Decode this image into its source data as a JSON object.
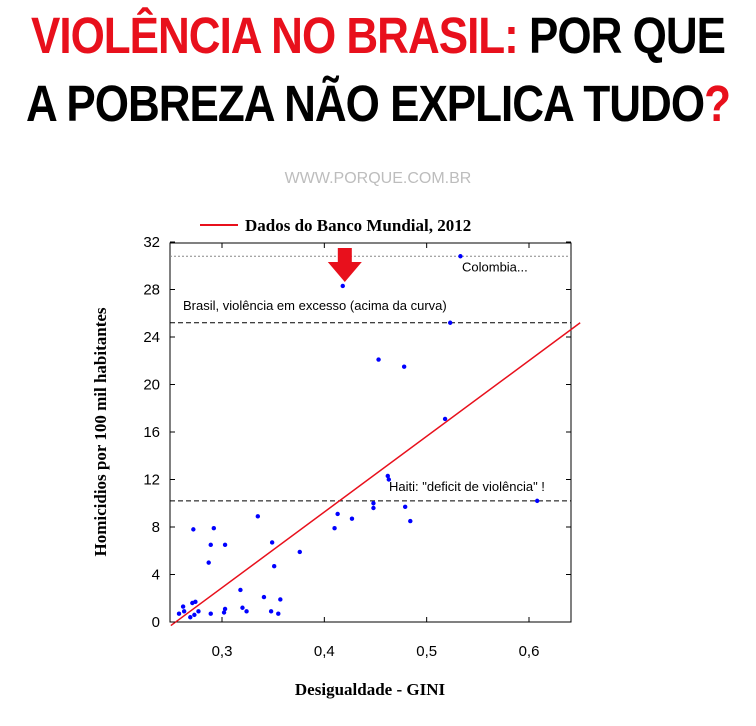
{
  "headline": {
    "line1_red": "VIOLÊNCIA NO BRASIL:",
    "line1_black": " POR QUE",
    "line2_black": "A POBREZA NÃO EXPLICA TUDO",
    "line2_red": "?"
  },
  "source_url": "WWW.PORQUE.COM.BR",
  "colors": {
    "headline_red": "#e8101c",
    "points": "#0000ff",
    "trend": "#e8101c",
    "arrow": "#e8101c"
  },
  "chart_data": {
    "type": "scatter",
    "title": "",
    "xlabel": "Desigualdade - GINI",
    "ylabel": "Homicidios por 100 mil habitantes",
    "xlim": [
      0.25,
      0.65
    ],
    "ylim": [
      0,
      32
    ],
    "xticks": [
      "0,3",
      "0,4",
      "0,5",
      "0,6"
    ],
    "yticks": [
      "0",
      "4",
      "8",
      "12",
      "16",
      "20",
      "24",
      "28",
      "32"
    ],
    "grid": false,
    "legend": {
      "position": "top",
      "entries": [
        {
          "label": "Dados do Banco Mundial, 2012",
          "color": "#e8101c"
        }
      ]
    },
    "trend_line": {
      "x": [
        0.25,
        0.65
      ],
      "y": [
        -0.3,
        25.2
      ]
    },
    "reference_lines": [
      {
        "y": 30.8,
        "style": "dotted",
        "label": "Colombia..."
      },
      {
        "y": 25.2,
        "style": "dashed",
        "label": "Brasil, violência em excesso (acima da curva)"
      },
      {
        "y": 10.2,
        "style": "dashed",
        "label": "Haiti: \"deficit de violência\" !"
      }
    ],
    "highlight_arrow_x": 0.42,
    "points": [
      [
        0.418,
        28.3
      ],
      [
        0.533,
        30.8
      ],
      [
        0.523,
        25.2
      ],
      [
        0.453,
        22.1
      ],
      [
        0.478,
        21.5
      ],
      [
        0.518,
        17.1
      ],
      [
        0.462,
        12.3
      ],
      [
        0.463,
        12.0
      ],
      [
        0.608,
        10.2
      ],
      [
        0.448,
        10.0
      ],
      [
        0.448,
        9.6
      ],
      [
        0.479,
        9.7
      ],
      [
        0.413,
        9.1
      ],
      [
        0.484,
        8.5
      ],
      [
        0.427,
        8.7
      ],
      [
        0.41,
        7.9
      ],
      [
        0.335,
        8.9
      ],
      [
        0.272,
        7.8
      ],
      [
        0.292,
        7.9
      ],
      [
        0.289,
        6.5
      ],
      [
        0.303,
        6.5
      ],
      [
        0.349,
        6.7
      ],
      [
        0.376,
        5.9
      ],
      [
        0.287,
        5.0
      ],
      [
        0.351,
        4.7
      ],
      [
        0.318,
        2.7
      ],
      [
        0.341,
        2.1
      ],
      [
        0.357,
        1.9
      ],
      [
        0.262,
        1.3
      ],
      [
        0.271,
        1.6
      ],
      [
        0.274,
        1.7
      ],
      [
        0.263,
        0.9
      ],
      [
        0.258,
        0.7
      ],
      [
        0.277,
        0.9
      ],
      [
        0.289,
        0.7
      ],
      [
        0.303,
        1.1
      ],
      [
        0.302,
        0.8
      ],
      [
        0.32,
        1.2
      ],
      [
        0.324,
        0.9
      ],
      [
        0.348,
        0.9
      ],
      [
        0.355,
        0.7
      ],
      [
        0.269,
        0.4
      ],
      [
        0.273,
        0.6
      ]
    ]
  }
}
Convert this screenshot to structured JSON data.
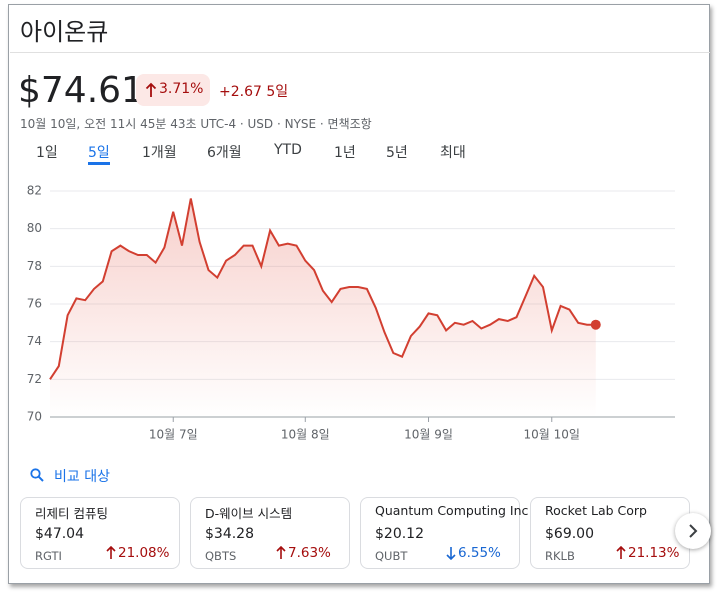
{
  "header": {
    "title": "아이온큐"
  },
  "quote": {
    "price": "$74.61",
    "change_percent": "3.71%",
    "direction": "up",
    "change_period": "+2.67 5일",
    "meta": "10월 10일, 오전 11시 45분 43초 UTC-4 · USD · NYSE · 면책조항"
  },
  "tabs": {
    "items": [
      "1일",
      "5일",
      "1개월",
      "6개월",
      "YTD",
      "1년",
      "5년",
      "최대"
    ],
    "selected": 1
  },
  "chart_data": {
    "type": "line",
    "color": "#d23f31",
    "grid": true,
    "categories": [
      null,
      null,
      null,
      null,
      null,
      null,
      null,
      null,
      null,
      null,
      null,
      null,
      null,
      null,
      "10월 7일",
      null,
      null,
      null,
      null,
      null,
      null,
      null,
      null,
      null,
      null,
      null,
      null,
      null,
      null,
      "10월 8일",
      null,
      null,
      null,
      null,
      null,
      null,
      null,
      null,
      null,
      null,
      null,
      null,
      null,
      "10월 9일",
      null,
      null,
      null,
      null,
      null,
      null,
      null,
      null,
      null,
      null,
      null,
      null,
      null,
      "10월 10일",
      null,
      null,
      null,
      null,
      null
    ],
    "values": [
      72.0,
      72.7,
      75.4,
      76.3,
      76.2,
      76.8,
      77.2,
      78.8,
      79.1,
      78.8,
      78.6,
      78.6,
      78.2,
      79.0,
      80.9,
      79.1,
      81.6,
      79.3,
      77.8,
      77.4,
      78.3,
      78.6,
      79.1,
      79.1,
      78.0,
      79.9,
      79.1,
      79.2,
      79.1,
      78.3,
      77.8,
      76.7,
      76.1,
      76.8,
      76.9,
      76.9,
      76.8,
      75.8,
      74.5,
      73.4,
      73.2,
      74.3,
      74.8,
      75.5,
      75.4,
      74.6,
      75.0,
      74.9,
      75.1,
      74.7,
      74.9,
      75.2,
      75.1,
      75.3,
      76.4,
      77.5,
      76.9,
      74.6,
      75.9,
      75.7,
      75.0,
      74.9,
      74.9
    ],
    "ylim": [
      70,
      82
    ],
    "yticks": [
      70,
      72,
      74,
      76,
      78,
      80,
      82
    ]
  },
  "compare": {
    "label": "비교 대상",
    "cards": [
      {
        "name": "리제티 컴퓨팅",
        "price": "$47.04",
        "ticker": "RGTI",
        "change": "21.08%",
        "direction": "up"
      },
      {
        "name": "D-웨이브 시스템",
        "price": "$34.28",
        "ticker": "QBTS",
        "change": "7.63%",
        "direction": "up"
      },
      {
        "name": "Quantum Computing Inc",
        "price": "$20.12",
        "ticker": "QUBT",
        "change": "6.55%",
        "direction": "down"
      },
      {
        "name": "Rocket Lab Corp",
        "price": "$69.00",
        "ticker": "RKLB",
        "change": "21.13%",
        "direction": "up"
      }
    ]
  }
}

Task description → Scan the material above. Return every line containing the string "ticker".

Exercise output →
        "ticker": "RGTI",
        "ticker": "QBTS",
        "ticker": "QUBT",
        "ticker": "RKLB",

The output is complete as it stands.